Seperti yang telah dijelaskan sebelumnya bahwa jurnalistik telah berkembang dan dikenal oleh seluruh masyarakat. Begitu juga dalam pendidikan, jurnalistik juga menyebarluas, mempengaruhi dan bahkan diajarkan di sekolah. Dalam kurikulum juga di muat tentang pembelajaran yang mendukung munculnya karya tulis atau karya kreatif yang termasuk dalam genre karya jurnalistik. Bahkan pihak sekolahpun mendukung adanya perkembangan jurnalistik tersebut di sekolah dengan memfasilitasi medianya berupa majalah dinding (mading) atau berupa bulletin sekolah. Dengan demikian dapat dibuktikan bahwa jurnalistik telah berkembang dan mempengaruhi masyarakat termasuk dalam dunia pendidikan.

**Data yang Ditampilkan:**

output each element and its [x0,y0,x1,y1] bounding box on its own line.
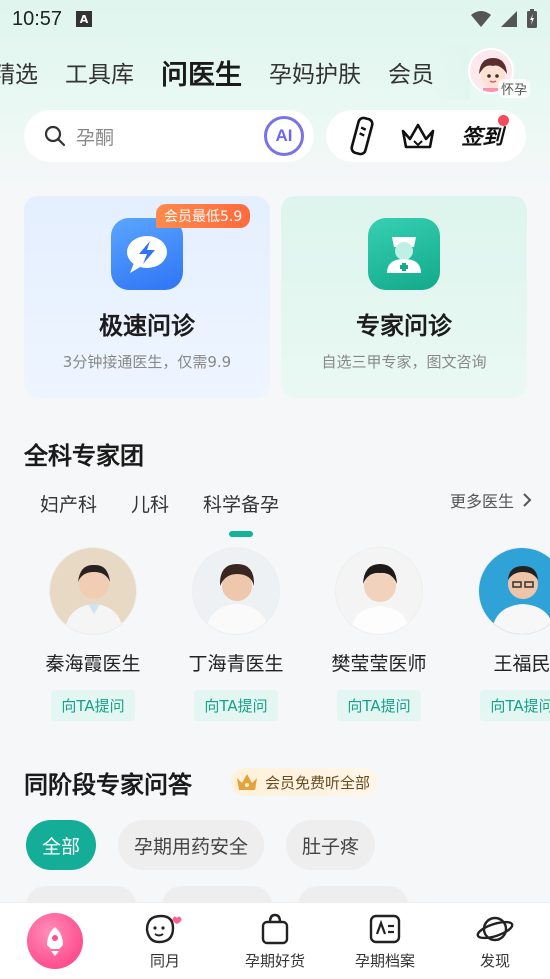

**Petunjuk Latihan:**
Salin persis bagian teks tentang jurnalistik di sekolah, dimulai dari "Seperti yang telah" dan berakhir pada "dalam dunia pendidikan.".

**Hasil Latihan:**
Seperti yang telah dijelaskan sebelumnya bahwa jurnalistik telah berkembang dan dikenal oleh seluruh masyarakat. Begitu juga dalam pendidikan, jurnalistik juga menyebarluas, mempengaruhi dan bahkan diajarkan di sekolah. Dalam kurikulum juga di muat tentang pembelajaran yang mendukung munculnya karya tulis atau karya kreatif yang termasuk dalam genre karya jurnalistik. Bahkan pihak sekolahpun mendukung adanya perkembangan jurnalistik tersebut di sekolah dengan memfasilitasi medianya berupa majalah dinding (mading) atau berupa bulletin sekolah. Dengan demikian dapat dibuktikan bahwa jurnalistik telah berkembang dan mempengaruhi masyarakat termasuk dalam dunia pendidikan.